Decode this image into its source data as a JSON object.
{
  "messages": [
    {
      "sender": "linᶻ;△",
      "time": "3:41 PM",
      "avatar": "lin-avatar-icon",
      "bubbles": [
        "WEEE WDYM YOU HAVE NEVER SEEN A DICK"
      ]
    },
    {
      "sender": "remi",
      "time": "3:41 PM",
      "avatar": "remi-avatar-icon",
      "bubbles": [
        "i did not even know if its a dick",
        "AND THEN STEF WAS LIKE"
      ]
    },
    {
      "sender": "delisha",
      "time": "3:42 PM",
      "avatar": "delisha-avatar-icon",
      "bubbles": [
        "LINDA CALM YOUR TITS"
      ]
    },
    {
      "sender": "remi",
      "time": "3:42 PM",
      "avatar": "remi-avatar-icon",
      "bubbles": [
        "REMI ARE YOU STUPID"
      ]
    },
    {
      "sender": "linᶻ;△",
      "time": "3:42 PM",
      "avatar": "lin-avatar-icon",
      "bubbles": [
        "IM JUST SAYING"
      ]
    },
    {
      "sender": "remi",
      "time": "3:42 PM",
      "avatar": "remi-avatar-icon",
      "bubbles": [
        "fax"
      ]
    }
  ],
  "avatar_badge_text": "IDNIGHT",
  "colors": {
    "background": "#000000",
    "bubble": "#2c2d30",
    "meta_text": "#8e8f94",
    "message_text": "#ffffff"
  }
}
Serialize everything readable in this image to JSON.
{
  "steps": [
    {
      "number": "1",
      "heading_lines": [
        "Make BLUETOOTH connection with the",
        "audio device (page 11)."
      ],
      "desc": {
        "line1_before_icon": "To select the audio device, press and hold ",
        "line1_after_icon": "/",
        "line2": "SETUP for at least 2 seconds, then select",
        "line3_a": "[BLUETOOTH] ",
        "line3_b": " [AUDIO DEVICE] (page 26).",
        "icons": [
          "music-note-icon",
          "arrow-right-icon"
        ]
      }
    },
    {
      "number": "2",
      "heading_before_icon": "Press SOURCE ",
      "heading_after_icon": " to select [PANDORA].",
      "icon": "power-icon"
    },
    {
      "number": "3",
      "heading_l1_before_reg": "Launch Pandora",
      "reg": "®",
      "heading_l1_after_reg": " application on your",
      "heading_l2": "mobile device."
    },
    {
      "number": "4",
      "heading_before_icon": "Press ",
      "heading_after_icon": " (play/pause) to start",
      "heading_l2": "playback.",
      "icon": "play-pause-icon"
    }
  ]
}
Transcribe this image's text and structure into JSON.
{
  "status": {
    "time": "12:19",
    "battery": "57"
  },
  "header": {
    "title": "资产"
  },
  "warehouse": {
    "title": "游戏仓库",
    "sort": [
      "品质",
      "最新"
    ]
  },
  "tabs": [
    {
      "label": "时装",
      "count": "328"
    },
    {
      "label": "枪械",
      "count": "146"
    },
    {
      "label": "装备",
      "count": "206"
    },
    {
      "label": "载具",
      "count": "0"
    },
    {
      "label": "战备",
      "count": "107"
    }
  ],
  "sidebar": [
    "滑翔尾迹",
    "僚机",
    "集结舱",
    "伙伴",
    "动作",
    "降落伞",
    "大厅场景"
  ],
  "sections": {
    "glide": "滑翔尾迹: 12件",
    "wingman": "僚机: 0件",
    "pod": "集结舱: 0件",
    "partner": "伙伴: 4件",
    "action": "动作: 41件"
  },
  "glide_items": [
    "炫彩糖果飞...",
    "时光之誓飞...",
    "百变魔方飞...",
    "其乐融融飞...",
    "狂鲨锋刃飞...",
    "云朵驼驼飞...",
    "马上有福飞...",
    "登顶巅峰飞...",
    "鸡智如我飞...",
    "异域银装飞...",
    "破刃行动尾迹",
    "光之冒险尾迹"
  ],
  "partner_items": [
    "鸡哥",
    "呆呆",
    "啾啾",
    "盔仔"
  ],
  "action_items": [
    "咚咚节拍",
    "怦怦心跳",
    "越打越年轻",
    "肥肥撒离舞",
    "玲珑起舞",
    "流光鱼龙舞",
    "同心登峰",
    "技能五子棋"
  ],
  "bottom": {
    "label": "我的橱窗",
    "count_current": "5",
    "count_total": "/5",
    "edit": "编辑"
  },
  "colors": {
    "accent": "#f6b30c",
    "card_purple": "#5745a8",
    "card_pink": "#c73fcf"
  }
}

☆ ☆ ☆ ☆ ☆ ☆ ☆

*Required task*:
Give the entries again in full, exactly as they are written.

*Finished answer*:
Decode this image into its source data as a JSON object.
{
  "messages": [
    {
      "sender": "linᶻ;△",
      "time": "3:41 PM",
      "avatar": "lin-avatar-icon",
      "bubbles": [
        "WEEE WDYM YOU HAVE NEVER SEEN A DICK"
      ]
    },
    {
      "sender": "remi",
      "time": "3:41 PM",
      "avatar": "remi-avatar-icon",
      "bubbles": [
        "i did not even know if its a dick",
        "AND THEN STEF WAS LIKE"
      ]
    },
    {
      "sender": "delisha",
      "time": "3:42 PM",
      "avatar": "delisha-avatar-icon",
      "bubbles": [
        "LINDA CALM YOUR TITS"
      ]
    },
    {
      "sender": "remi",
      "time": "3:42 PM",
      "avatar": "remi-avatar-icon",
      "bubbles": [
        "REMI ARE YOU STUPID"
      ]
    },
    {
      "sender": "linᶻ;△",
      "time": "3:42 PM",
      "avatar": "lin-avatar-icon",
      "bubbles": [
        "IM JUST SAYING"
      ]
    },
    {
      "sender": "remi",
      "time": "3:42 PM",
      "avatar": "remi-avatar-icon",
      "bubbles": [
        "fax"
      ]
    }
  ],
  "avatar_badge_text": "IDNIGHT",
  "colors": {
    "background": "#000000",
    "bubble": "#2c2d30",
    "meta_text": "#8e8f94",
    "message_text": "#ffffff"
  }
}
Serialize everything readable in this image to JSON.
{
  "steps": [
    {
      "number": "1",
      "heading_lines": [
        "Make BLUETOOTH connection with the",
        "audio device (page 11)."
      ],
      "desc": {
        "line1_before_icon": "To select the audio device, press and hold ",
        "line1_after_icon": "/",
        "line2": "SETUP for at least 2 seconds, then select",
        "line3_a": "[BLUETOOTH] ",
        "line3_b": " [AUDIO DEVICE] (page 26).",
        "icons": [
          "music-note-icon",
          "arrow-right-icon"
        ]
      }
    },
    {
      "number": "2",
      "heading_before_icon": "Press SOURCE ",
      "heading_after_icon": " to select [PANDORA].",
      "icon": "power-icon"
    },
    {
      "number": "3",
      "heading_l1_before_reg": "Launch Pandora",
      "reg": "®",
      "heading_l1_after_reg": " application on your",
      "heading_l2": "mobile device."
    },
    {
      "number": "4",
      "heading_before_icon": "Press ",
      "heading_after_icon": " (play/pause) to start",
      "heading_l2": "playback.",
      "icon": "play-pause-icon"
    }
  ]
}
Transcribe this image's text and structure into JSON.
{
  "status": {
    "time": "12:19",
    "battery": "57"
  },
  "header": {
    "title": "资产"
  },
  "warehouse": {
    "title": "游戏仓库",
    "sort": [
      "品质",
      "最新"
    ]
  },
  "tabs": [
    {
      "label": "时装",
      "count": "328"
    },
    {
      "label": "枪械",
      "count": "146"
    },
    {
      "label": "装备",
      "count": "206"
    },
    {
      "label": "载具",
      "count": "0"
    },
    {
      "label": "战备",
      "count": "107"
    }
  ],
  "sidebar": [
    "滑翔尾迹",
    "僚机",
    "集结舱",
    "伙伴",
    "动作",
    "降落伞",
    "大厅场景"
  ],
  "sections": {
    "glide": "滑翔尾迹: 12件",
    "wingman": "僚机: 0件",
    "pod": "集结舱: 0件",
    "partner": "伙伴: 4件",
    "action": "动作: 41件"
  },
  "glide_items": [
    "炫彩糖果飞...",
    "时光之誓飞...",
    "百变魔方飞...",
    "其乐融融飞...",
    "狂鲨锋刃飞...",
    "云朵驼驼飞...",
    "马上有福飞...",
    "登顶巅峰飞...",
    "鸡智如我飞...",
    "异域银装飞...",
    "破刃行动尾迹",
    "光之冒险尾迹"
  ],
  "partner_items": [
    "鸡哥",
    "呆呆",
    "啾啾",
    "盔仔"
  ],
  "action_items": [
    "咚咚节拍",
    "怦怦心跳",
    "越打越年轻",
    "肥肥撒离舞",
    "玲珑起舞",
    "流光鱼龙舞",
    "同心登峰",
    "技能五子棋"
  ],
  "bottom": {
    "label": "我的橱窗",
    "count_current": "5",
    "count_total": "/5",
    "edit": "编辑"
  },
  "colors": {
    "accent": "#f6b30c",
    "card_purple": "#5745a8",
    "card_pink": "#c73fcf"
  }
}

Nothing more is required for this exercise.